Your task: Within the material below, find each line bearing the word "xlabel" and present it.

Rows from a figure dataset:

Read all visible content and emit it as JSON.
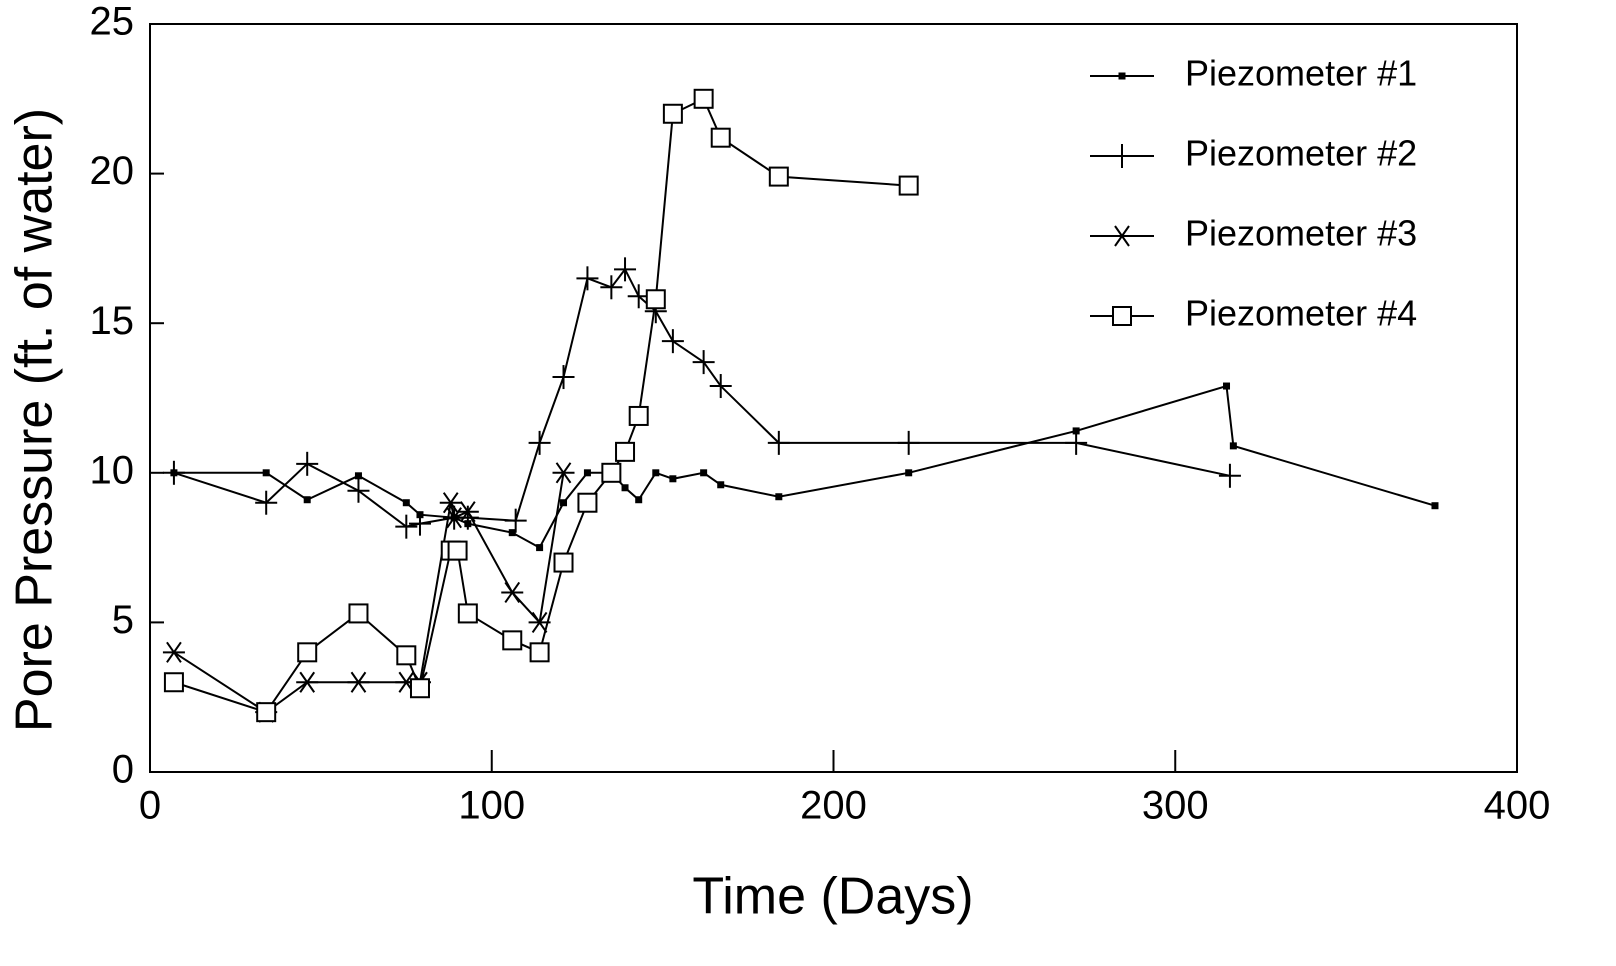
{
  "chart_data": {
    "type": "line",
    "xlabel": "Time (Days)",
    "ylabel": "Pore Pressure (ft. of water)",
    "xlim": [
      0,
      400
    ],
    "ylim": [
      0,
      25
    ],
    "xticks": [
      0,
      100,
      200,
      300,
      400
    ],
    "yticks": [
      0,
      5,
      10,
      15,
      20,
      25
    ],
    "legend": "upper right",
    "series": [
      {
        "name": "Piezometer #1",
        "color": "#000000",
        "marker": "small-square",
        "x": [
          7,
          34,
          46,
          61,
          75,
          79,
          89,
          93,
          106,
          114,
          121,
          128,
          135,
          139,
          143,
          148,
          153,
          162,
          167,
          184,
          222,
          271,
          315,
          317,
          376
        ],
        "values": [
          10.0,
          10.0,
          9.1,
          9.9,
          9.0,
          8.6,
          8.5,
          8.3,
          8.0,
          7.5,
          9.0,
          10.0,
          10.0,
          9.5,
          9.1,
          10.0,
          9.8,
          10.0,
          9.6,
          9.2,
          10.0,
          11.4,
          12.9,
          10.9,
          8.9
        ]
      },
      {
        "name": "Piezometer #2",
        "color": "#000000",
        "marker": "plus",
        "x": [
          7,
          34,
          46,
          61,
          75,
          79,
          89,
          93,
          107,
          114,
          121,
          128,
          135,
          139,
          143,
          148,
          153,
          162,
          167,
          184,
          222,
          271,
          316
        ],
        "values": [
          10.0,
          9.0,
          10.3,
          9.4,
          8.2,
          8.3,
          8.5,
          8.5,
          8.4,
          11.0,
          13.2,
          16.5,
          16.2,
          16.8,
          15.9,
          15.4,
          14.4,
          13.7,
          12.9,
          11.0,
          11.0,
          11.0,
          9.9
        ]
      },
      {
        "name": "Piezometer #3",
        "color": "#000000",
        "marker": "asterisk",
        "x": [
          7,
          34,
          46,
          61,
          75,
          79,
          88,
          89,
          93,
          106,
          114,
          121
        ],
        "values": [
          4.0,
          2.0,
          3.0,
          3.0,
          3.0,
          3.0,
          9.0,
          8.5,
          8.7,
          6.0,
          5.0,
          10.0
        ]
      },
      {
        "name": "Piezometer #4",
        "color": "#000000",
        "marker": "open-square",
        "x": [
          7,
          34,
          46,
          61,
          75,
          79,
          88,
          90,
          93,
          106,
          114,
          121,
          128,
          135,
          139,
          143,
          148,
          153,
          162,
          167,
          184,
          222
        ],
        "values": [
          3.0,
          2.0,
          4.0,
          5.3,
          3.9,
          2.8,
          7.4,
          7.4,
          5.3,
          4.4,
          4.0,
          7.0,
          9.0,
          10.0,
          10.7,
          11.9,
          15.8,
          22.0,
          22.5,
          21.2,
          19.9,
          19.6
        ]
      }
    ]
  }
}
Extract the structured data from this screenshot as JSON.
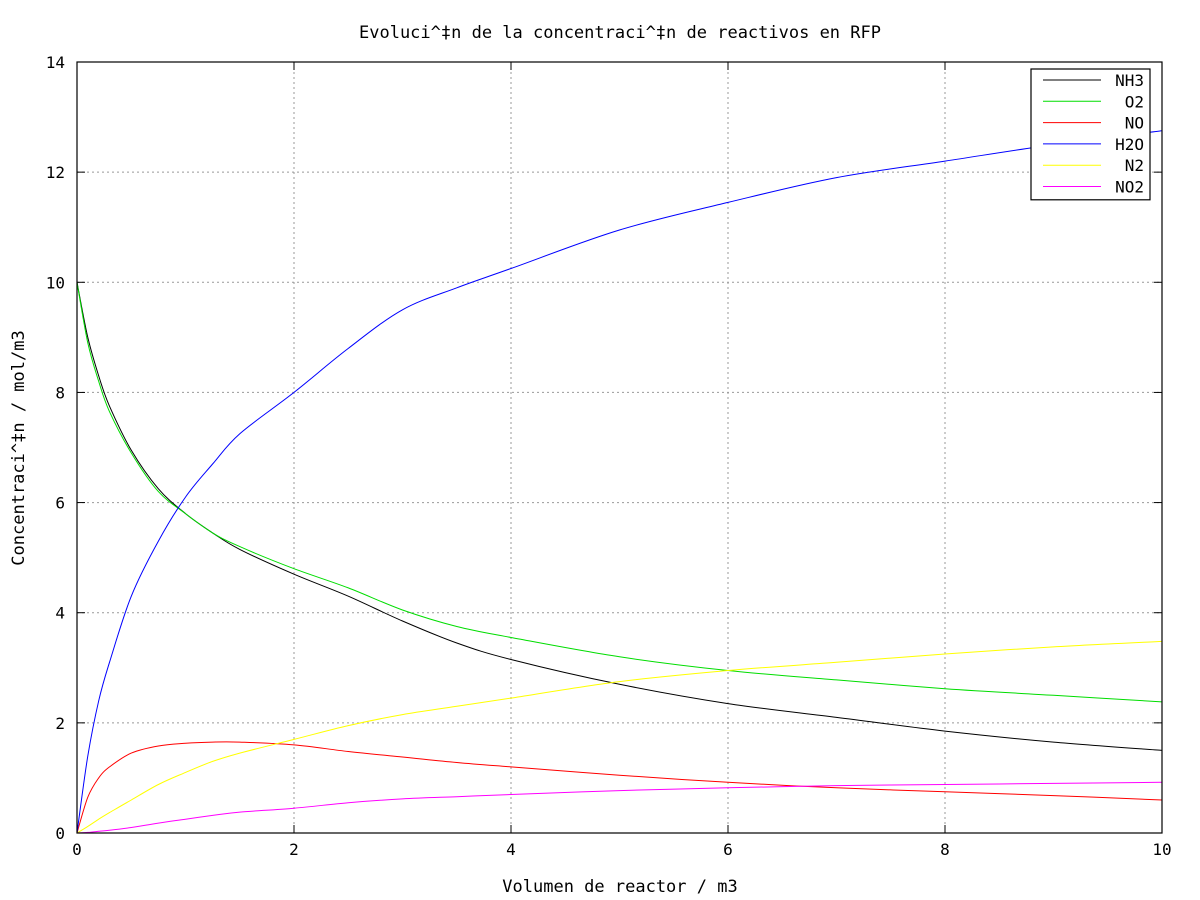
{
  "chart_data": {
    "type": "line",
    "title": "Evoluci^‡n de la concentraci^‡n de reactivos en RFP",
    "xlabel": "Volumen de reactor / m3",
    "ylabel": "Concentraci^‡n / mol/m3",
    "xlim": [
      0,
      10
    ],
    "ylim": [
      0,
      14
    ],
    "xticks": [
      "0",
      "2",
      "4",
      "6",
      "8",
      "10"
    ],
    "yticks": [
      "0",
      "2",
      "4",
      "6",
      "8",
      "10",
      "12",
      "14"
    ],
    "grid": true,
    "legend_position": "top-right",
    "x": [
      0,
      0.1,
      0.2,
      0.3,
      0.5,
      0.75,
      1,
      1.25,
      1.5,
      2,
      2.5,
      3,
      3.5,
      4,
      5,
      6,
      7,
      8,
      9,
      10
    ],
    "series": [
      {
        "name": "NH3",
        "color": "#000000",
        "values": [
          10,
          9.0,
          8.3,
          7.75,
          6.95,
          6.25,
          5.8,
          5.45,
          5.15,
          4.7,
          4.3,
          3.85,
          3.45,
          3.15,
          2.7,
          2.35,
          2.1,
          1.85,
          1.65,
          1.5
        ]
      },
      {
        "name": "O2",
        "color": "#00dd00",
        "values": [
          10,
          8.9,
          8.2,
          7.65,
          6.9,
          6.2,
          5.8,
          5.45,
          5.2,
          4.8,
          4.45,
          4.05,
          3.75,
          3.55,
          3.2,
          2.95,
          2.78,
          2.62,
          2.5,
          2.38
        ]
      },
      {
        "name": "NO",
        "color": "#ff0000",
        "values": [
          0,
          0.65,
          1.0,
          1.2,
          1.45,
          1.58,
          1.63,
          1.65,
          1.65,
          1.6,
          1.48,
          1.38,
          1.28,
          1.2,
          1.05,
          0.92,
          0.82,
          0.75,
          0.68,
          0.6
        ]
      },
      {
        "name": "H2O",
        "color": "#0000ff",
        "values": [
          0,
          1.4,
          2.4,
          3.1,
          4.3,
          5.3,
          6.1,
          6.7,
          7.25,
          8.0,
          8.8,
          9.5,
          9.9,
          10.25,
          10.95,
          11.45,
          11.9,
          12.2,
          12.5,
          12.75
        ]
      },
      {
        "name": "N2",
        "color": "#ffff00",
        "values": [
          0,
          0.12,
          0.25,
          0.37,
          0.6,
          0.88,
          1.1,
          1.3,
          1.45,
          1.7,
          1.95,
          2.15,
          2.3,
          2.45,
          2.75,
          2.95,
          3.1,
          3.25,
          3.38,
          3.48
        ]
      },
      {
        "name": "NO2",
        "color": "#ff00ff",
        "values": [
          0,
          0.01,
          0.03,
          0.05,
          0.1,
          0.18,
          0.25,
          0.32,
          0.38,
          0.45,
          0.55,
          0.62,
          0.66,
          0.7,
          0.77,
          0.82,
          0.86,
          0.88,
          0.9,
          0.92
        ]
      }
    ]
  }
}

Exercise result:
    "xlabel": "Time (Days)",
    "xlabel": "Volumen de reactor / m3",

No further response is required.